Start of SUPPLIED INFORMATION
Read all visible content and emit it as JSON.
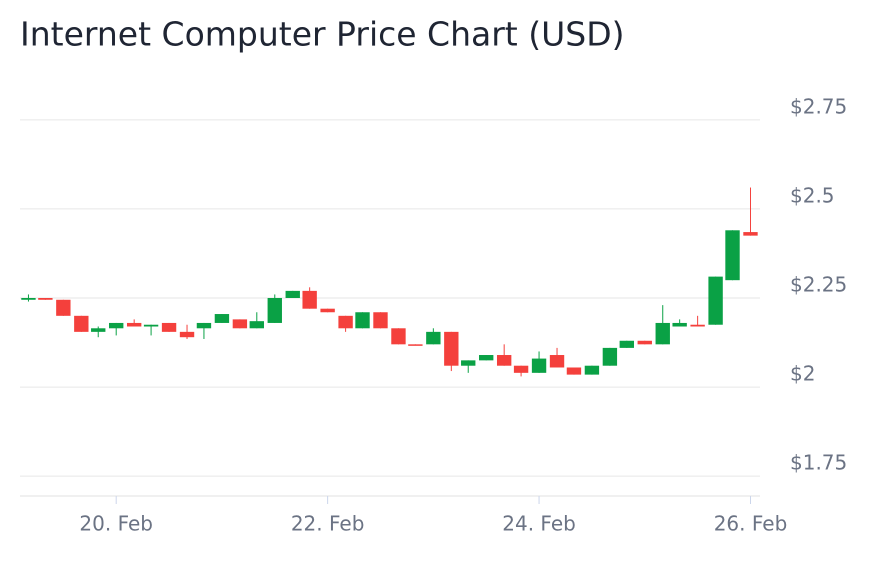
{
  "chart_data": {
    "type": "candlestick",
    "title": "Internet Computer Price Chart (USD)",
    "x": [
      19.17,
      19.33,
      19.5,
      19.67,
      19.83,
      20,
      20.17,
      20.33,
      20.5,
      20.67,
      20.83,
      21,
      21.17,
      21.33,
      21.5,
      21.67,
      21.83,
      22,
      22.17,
      22.33,
      22.5,
      22.67,
      22.83,
      23,
      23.17,
      23.33,
      23.5,
      23.67,
      23.83,
      24,
      24.17,
      24.33,
      24.5,
      24.67,
      24.83,
      25,
      25.17,
      25.33,
      25.5,
      25.67,
      25.83,
      26
    ],
    "open": [
      2.245,
      2.25,
      2.245,
      2.2,
      2.155,
      2.165,
      2.18,
      2.17,
      2.18,
      2.155,
      2.165,
      2.18,
      2.19,
      2.165,
      2.18,
      2.25,
      2.27,
      2.22,
      2.2,
      2.165,
      2.21,
      2.165,
      2.12,
      2.12,
      2.155,
      2.06,
      2.075,
      2.09,
      2.06,
      2.04,
      2.09,
      2.055,
      2.035,
      2.06,
      2.11,
      2.13,
      2.12,
      2.17,
      2.175,
      2.175,
      2.3,
      2.435
    ],
    "high": [
      2.26,
      2.25,
      2.245,
      2.2,
      2.17,
      2.18,
      2.19,
      2.175,
      2.18,
      2.175,
      2.18,
      2.205,
      2.19,
      2.21,
      2.26,
      2.27,
      2.28,
      2.22,
      2.2,
      2.21,
      2.21,
      2.165,
      2.12,
      2.165,
      2.155,
      2.075,
      2.09,
      2.12,
      2.06,
      2.1,
      2.11,
      2.055,
      2.06,
      2.11,
      2.13,
      2.13,
      2.23,
      2.19,
      2.2,
      2.31,
      2.44,
      2.56
    ],
    "low": [
      2.24,
      2.245,
      2.2,
      2.155,
      2.14,
      2.145,
      2.17,
      2.145,
      2.155,
      2.135,
      2.135,
      2.18,
      2.165,
      2.165,
      2.18,
      2.25,
      2.22,
      2.21,
      2.155,
      2.165,
      2.165,
      2.12,
      2.118,
      2.12,
      2.045,
      2.04,
      2.075,
      2.06,
      2.03,
      2.04,
      2.055,
      2.035,
      2.035,
      2.06,
      2.11,
      2.12,
      2.12,
      2.17,
      2.17,
      2.175,
      2.3,
      2.425
    ],
    "close": [
      2.25,
      2.245,
      2.2,
      2.155,
      2.165,
      2.18,
      2.17,
      2.175,
      2.155,
      2.14,
      2.18,
      2.205,
      2.165,
      2.185,
      2.25,
      2.27,
      2.22,
      2.21,
      2.165,
      2.21,
      2.165,
      2.12,
      2.118,
      2.155,
      2.06,
      2.075,
      2.09,
      2.06,
      2.04,
      2.08,
      2.055,
      2.035,
      2.06,
      2.11,
      2.13,
      2.12,
      2.18,
      2.18,
      2.17,
      2.31,
      2.44,
      2.425
    ],
    "up_color": "#0aa145",
    "down_color": "#f4403c",
    "xlim": [
      19.09,
      26.09
    ],
    "xticks": [
      {
        "value": 20,
        "label": "20. Feb"
      },
      {
        "value": 22,
        "label": "22. Feb"
      },
      {
        "value": 24,
        "label": "24. Feb"
      },
      {
        "value": 26,
        "label": "26. Feb"
      }
    ],
    "ylim": [
      1.7,
      2.8
    ],
    "yticks": [
      {
        "value": 1.75,
        "label": "$1.75"
      },
      {
        "value": 2,
        "label": "$2"
      },
      {
        "value": 2.25,
        "label": "$2.25"
      },
      {
        "value": 2.5,
        "label": "$2.5"
      },
      {
        "value": 2.75,
        "label": "$2.75"
      }
    ],
    "grid": true
  }
}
End of SUPPLIED INFORMATION
STATED PROBLEM >>
Pick out each line above that includes "value" and show it.

SOLUTION TO THIS EXERCISE >>
        "value": 20,
        "value": 22,
        "value": 24,
        "value": 26,
        "value": 1.75,
        "value": 2,
        "value": 2.25,
        "value": 2.5,
        "value": 2.75,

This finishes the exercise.